THE TASK
Please copy out the lines in the entries that contain "ward".

-.-.-

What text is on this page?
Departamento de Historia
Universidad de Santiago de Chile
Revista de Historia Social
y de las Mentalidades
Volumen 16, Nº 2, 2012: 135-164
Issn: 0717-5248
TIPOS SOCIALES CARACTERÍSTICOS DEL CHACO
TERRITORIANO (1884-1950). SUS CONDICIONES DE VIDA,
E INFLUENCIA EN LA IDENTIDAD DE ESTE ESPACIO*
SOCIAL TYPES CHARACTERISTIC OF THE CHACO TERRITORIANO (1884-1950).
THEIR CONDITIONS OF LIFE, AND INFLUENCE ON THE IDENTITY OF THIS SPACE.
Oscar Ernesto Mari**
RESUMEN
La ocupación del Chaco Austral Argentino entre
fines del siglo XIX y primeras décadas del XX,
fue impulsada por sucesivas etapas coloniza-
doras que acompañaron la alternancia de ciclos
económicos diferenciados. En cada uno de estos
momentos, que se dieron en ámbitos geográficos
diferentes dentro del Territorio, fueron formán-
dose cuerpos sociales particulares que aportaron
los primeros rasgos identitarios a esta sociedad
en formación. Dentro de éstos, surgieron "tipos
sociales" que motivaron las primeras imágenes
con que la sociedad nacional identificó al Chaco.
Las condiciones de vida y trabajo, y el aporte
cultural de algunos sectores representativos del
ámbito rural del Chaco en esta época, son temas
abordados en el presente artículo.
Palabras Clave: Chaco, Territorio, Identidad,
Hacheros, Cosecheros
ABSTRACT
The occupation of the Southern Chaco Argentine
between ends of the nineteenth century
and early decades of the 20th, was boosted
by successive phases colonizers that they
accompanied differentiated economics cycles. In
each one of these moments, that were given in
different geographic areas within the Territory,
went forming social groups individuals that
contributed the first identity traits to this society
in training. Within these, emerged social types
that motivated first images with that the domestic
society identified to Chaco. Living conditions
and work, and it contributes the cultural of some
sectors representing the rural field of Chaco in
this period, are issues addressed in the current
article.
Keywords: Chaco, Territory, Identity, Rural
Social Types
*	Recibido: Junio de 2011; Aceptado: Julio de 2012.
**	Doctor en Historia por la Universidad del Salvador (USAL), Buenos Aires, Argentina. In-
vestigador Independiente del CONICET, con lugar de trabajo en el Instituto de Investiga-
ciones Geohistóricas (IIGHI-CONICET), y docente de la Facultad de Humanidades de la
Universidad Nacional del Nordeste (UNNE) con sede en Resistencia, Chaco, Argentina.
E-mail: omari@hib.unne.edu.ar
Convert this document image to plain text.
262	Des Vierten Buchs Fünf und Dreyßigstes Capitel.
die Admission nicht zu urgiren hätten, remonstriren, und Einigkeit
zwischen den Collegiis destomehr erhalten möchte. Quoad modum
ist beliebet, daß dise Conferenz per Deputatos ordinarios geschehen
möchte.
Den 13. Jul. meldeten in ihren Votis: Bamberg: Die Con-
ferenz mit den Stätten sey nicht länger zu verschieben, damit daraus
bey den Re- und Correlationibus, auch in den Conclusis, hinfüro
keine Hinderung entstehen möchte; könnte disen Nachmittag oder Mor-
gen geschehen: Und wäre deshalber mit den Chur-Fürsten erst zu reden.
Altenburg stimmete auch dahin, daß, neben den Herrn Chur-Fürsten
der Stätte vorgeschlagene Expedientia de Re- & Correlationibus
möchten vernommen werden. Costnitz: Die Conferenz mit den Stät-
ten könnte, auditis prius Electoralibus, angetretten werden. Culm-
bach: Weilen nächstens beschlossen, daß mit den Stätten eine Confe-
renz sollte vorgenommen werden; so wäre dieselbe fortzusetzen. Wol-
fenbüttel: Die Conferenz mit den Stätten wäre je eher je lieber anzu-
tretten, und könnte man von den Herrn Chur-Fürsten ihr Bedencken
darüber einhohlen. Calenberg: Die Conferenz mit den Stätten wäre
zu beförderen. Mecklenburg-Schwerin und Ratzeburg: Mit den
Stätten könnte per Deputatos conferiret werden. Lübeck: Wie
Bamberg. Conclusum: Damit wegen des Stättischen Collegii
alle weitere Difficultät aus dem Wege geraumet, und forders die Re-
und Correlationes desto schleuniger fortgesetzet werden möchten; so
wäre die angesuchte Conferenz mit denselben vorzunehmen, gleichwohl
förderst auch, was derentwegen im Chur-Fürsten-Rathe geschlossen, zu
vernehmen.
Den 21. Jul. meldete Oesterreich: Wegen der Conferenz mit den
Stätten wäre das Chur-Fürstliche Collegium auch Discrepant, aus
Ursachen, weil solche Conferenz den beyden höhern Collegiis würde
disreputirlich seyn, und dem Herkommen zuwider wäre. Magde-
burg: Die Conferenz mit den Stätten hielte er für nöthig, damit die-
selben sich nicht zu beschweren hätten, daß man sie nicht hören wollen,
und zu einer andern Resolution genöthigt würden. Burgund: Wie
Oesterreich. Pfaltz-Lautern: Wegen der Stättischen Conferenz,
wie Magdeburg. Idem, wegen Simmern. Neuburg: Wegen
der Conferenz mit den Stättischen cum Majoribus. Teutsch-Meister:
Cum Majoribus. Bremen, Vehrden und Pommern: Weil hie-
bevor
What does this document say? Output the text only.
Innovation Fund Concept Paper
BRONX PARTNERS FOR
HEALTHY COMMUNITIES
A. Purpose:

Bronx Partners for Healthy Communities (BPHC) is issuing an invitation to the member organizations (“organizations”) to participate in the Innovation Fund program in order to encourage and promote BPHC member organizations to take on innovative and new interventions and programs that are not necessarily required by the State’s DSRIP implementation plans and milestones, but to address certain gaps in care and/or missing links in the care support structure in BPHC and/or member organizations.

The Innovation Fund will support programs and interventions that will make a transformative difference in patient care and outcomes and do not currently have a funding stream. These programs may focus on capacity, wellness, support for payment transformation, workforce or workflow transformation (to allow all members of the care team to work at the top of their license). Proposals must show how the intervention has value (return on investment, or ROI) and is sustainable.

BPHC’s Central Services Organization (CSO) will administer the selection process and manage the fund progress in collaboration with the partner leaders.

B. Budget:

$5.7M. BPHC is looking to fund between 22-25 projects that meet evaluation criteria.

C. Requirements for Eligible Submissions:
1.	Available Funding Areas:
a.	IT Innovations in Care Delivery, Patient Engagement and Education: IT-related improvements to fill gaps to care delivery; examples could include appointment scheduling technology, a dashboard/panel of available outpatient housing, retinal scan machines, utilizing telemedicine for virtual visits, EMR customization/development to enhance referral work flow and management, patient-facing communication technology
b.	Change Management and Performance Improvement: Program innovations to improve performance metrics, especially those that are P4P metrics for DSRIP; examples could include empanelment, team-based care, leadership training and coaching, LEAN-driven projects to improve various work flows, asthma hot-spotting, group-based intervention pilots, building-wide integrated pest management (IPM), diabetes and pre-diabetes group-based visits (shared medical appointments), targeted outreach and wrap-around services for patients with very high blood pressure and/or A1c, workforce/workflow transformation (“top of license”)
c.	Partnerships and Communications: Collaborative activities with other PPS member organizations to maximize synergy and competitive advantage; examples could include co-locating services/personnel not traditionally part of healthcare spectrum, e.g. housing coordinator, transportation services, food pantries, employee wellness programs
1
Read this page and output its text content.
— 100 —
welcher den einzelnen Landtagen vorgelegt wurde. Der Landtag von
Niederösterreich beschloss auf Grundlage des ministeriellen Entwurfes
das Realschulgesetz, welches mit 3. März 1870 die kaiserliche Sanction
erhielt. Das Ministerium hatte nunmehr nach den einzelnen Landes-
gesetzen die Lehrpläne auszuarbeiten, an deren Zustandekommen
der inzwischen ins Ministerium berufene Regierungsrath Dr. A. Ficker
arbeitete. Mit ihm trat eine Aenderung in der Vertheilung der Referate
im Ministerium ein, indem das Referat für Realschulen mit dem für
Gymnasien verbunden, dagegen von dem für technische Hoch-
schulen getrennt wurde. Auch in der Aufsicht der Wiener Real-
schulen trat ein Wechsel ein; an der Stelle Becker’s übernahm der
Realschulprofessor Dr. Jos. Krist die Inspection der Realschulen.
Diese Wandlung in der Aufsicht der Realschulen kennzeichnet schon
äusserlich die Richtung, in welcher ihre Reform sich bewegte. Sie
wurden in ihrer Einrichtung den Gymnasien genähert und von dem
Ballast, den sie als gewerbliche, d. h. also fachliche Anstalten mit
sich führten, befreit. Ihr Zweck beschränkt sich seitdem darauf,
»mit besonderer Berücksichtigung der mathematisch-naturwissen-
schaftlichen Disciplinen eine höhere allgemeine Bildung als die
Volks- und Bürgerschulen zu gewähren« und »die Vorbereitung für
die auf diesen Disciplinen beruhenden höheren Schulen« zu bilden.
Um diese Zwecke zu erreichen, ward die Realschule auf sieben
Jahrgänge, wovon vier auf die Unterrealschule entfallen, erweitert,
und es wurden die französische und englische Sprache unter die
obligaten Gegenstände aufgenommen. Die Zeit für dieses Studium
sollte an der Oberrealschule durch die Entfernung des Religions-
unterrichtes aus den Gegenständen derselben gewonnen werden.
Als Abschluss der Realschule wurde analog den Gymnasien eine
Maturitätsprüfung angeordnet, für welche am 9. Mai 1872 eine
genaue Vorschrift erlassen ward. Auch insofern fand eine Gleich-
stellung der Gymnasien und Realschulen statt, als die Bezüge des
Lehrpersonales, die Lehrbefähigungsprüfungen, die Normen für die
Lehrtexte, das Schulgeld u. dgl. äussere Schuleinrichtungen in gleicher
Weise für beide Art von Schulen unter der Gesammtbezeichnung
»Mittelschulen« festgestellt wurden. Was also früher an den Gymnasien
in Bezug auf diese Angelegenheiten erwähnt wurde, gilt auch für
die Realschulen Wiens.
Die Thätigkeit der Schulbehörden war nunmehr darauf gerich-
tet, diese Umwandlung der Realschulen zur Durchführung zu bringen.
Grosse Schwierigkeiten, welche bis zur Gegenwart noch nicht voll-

-.-.-

ANSWER TO THIS PROBLEM
Um diese Zwecke zu erreichen, ward die Realschule auf sieben
genaue Vorschrift erlassen ward. Auch insofern fand eine Gleich-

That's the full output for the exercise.